----- MATERIAL

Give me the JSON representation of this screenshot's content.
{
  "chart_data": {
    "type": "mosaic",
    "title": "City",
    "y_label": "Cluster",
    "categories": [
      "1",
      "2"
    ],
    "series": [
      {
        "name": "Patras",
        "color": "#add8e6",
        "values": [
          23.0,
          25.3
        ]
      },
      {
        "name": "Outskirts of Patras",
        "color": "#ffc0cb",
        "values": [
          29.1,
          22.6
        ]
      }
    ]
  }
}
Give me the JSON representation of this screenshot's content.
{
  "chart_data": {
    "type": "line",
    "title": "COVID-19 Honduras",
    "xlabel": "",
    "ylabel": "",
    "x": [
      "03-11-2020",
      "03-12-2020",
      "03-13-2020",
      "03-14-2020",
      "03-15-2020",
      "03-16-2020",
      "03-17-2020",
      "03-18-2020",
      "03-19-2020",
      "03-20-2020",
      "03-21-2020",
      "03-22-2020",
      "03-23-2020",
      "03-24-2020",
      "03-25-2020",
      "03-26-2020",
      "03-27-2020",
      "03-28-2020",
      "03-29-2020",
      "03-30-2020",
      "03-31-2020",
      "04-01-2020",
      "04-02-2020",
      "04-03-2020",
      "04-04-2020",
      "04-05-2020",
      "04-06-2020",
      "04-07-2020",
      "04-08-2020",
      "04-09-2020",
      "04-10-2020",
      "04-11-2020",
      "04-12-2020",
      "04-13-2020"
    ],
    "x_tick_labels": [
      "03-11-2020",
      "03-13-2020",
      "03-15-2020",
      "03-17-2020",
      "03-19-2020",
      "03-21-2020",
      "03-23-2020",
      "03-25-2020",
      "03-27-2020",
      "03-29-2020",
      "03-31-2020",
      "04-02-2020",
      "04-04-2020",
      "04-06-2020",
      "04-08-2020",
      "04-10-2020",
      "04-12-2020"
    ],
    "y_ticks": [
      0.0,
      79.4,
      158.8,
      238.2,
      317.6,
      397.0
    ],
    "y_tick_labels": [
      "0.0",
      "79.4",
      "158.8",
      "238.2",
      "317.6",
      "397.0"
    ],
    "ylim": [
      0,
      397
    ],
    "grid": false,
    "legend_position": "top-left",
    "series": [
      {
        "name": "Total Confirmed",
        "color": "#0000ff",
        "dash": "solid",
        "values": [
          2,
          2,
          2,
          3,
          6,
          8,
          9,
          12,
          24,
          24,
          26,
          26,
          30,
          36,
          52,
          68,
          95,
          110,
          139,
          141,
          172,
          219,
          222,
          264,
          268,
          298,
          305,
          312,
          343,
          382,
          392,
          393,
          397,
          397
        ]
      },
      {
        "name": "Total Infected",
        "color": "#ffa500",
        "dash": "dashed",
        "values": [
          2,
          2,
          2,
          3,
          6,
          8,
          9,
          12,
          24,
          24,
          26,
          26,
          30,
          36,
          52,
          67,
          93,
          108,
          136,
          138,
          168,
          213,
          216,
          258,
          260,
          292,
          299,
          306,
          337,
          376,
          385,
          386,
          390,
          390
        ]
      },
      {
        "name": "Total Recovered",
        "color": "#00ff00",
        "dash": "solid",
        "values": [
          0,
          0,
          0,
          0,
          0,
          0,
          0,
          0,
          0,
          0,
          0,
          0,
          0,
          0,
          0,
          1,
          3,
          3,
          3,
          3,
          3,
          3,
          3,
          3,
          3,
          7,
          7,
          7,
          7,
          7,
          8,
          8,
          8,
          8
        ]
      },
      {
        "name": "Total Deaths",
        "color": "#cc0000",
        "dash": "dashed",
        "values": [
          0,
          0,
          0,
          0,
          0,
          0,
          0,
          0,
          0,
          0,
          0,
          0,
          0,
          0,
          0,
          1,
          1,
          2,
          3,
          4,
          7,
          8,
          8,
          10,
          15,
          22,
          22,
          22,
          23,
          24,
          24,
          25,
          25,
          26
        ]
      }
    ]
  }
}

----------

● WRITTEN INSTRUCTION
Print the listing above in its entirety, with every line exact.

● REPLY
Give me the JSON representation of this screenshot's content.
{
  "chart_data": {
    "type": "mosaic",
    "title": "City",
    "y_label": "Cluster",
    "categories": [
      "1",
      "2"
    ],
    "series": [
      {
        "name": "Patras",
        "color": "#add8e6",
        "values": [
          23.0,
          25.3
        ]
      },
      {
        "name": "Outskirts of Patras",
        "color": "#ffc0cb",
        "values": [
          29.1,
          22.6
        ]
      }
    ]
  }
}
Give me the JSON representation of this screenshot's content.
{
  "chart_data": {
    "type": "line",
    "title": "COVID-19 Honduras",
    "xlabel": "",
    "ylabel": "",
    "x": [
      "03-11-2020",
      "03-12-2020",
      "03-13-2020",
      "03-14-2020",
      "03-15-2020",
      "03-16-2020",
      "03-17-2020",
      "03-18-2020",
      "03-19-2020",
      "03-20-2020",
      "03-21-2020",
      "03-22-2020",
      "03-23-2020",
      "03-24-2020",
      "03-25-2020",
      "03-26-2020",
      "03-27-2020",
      "03-28-2020",
      "03-29-2020",
      "03-30-2020",
      "03-31-2020",
      "04-01-2020",
      "04-02-2020",
      "04-03-2020",
      "04-04-2020",
      "04-05-2020",
      "04-06-2020",
      "04-07-2020",
      "04-08-2020",
      "04-09-2020",
      "04-10-2020",
      "04-11-2020",
      "04-12-2020",
      "04-13-2020"
    ],
    "x_tick_labels": [
      "03-11-2020",
      "03-13-2020",
      "03-15-2020",
      "03-17-2020",
      "03-19-2020",
      "03-21-2020",
      "03-23-2020",
      "03-25-2020",
      "03-27-2020",
      "03-29-2020",
      "03-31-2020",
      "04-02-2020",
      "04-04-2020",
      "04-06-2020",
      "04-08-2020",
      "04-10-2020",
      "04-12-2020"
    ],
    "y_ticks": [
      0.0,
      79.4,
      158.8,
      238.2,
      317.6,
      397.0
    ],
    "y_tick_labels": [
      "0.0",
      "79.4",
      "158.8",
      "238.2",
      "317.6",
      "397.0"
    ],
    "ylim": [
      0,
      397
    ],
    "grid": false,
    "legend_position": "top-left",
    "series": [
      {
        "name": "Total Confirmed",
        "color": "#0000ff",
        "dash": "solid",
        "values": [
          2,
          2,
          2,
          3,
          6,
          8,
          9,
          12,
          24,
          24,
          26,
          26,
          30,
          36,
          52,
          68,
          95,
          110,
          139,
          141,
          172,
          219,
          222,
          264,
          268,
          298,
          305,
          312,
          343,
          382,
          392,
          393,
          397,
          397
        ]
      },
      {
        "name": "Total Infected",
        "color": "#ffa500",
        "dash": "dashed",
        "values": [
          2,
          2,
          2,
          3,
          6,
          8,
          9,
          12,
          24,
          24,
          26,
          26,
          30,
          36,
          52,
          67,
          93,
          108,
          136,
          138,
          168,
          213,
          216,
          258,
          260,
          292,
          299,
          306,
          337,
          376,
          385,
          386,
          390,
          390
        ]
      },
      {
        "name": "Total Recovered",
        "color": "#00ff00",
        "dash": "solid",
        "values": [
          0,
          0,
          0,
          0,
          0,
          0,
          0,
          0,
          0,
          0,
          0,
          0,
          0,
          0,
          0,
          1,
          3,
          3,
          3,
          3,
          3,
          3,
          3,
          3,
          3,
          7,
          7,
          7,
          7,
          7,
          8,
          8,
          8,
          8
        ]
      },
      {
        "name": "Total Deaths",
        "color": "#cc0000",
        "dash": "dashed",
        "values": [
          0,
          0,
          0,
          0,
          0,
          0,
          0,
          0,
          0,
          0,
          0,
          0,
          0,
          0,
          0,
          1,
          1,
          2,
          3,
          4,
          7,
          8,
          8,
          10,
          15,
          22,
          22,
          22,
          23,
          24,
          24,
          25,
          25,
          26
        ]
      }
    ]
  }
}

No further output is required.